--- Given data ---

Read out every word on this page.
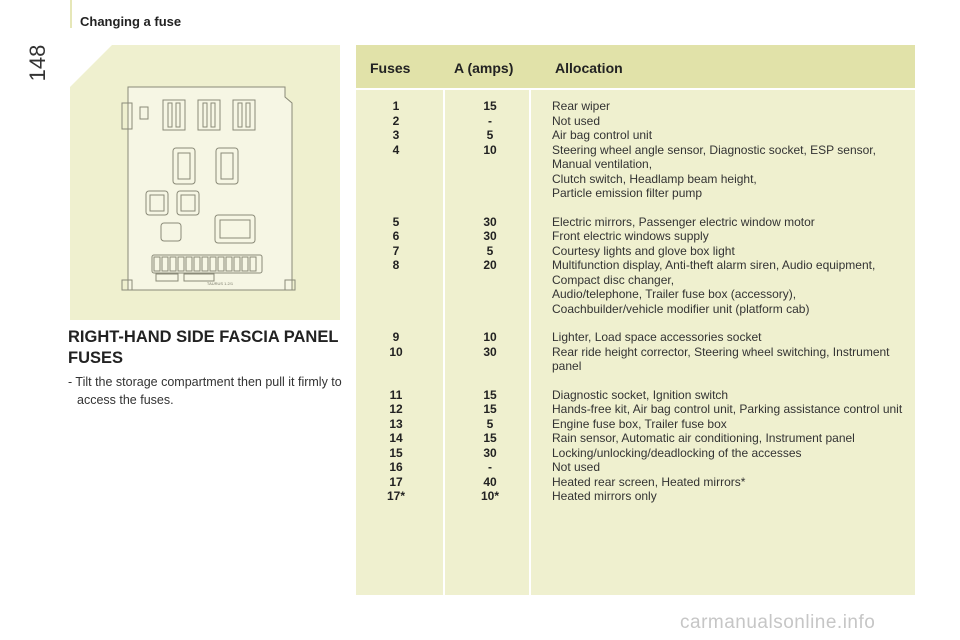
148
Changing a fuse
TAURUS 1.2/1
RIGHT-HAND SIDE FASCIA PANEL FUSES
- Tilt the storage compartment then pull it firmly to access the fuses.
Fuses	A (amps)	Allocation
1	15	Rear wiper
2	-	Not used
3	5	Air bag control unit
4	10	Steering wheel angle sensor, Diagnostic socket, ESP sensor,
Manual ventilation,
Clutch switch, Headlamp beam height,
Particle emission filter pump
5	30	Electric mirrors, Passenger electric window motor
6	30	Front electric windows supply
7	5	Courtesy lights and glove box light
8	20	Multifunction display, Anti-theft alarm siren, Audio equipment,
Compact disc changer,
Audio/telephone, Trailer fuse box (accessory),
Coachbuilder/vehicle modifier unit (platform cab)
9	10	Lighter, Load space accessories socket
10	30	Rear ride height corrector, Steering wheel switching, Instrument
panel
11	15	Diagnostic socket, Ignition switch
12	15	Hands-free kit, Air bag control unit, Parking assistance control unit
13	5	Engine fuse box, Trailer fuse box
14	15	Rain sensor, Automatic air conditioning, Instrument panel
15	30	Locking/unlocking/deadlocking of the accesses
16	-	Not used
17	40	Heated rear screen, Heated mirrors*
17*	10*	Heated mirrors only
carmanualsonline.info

---

▸ **What to do**: Work out how many lines above have the string "wheel" in them, and give only the number.

▸ **Problem solution**: 2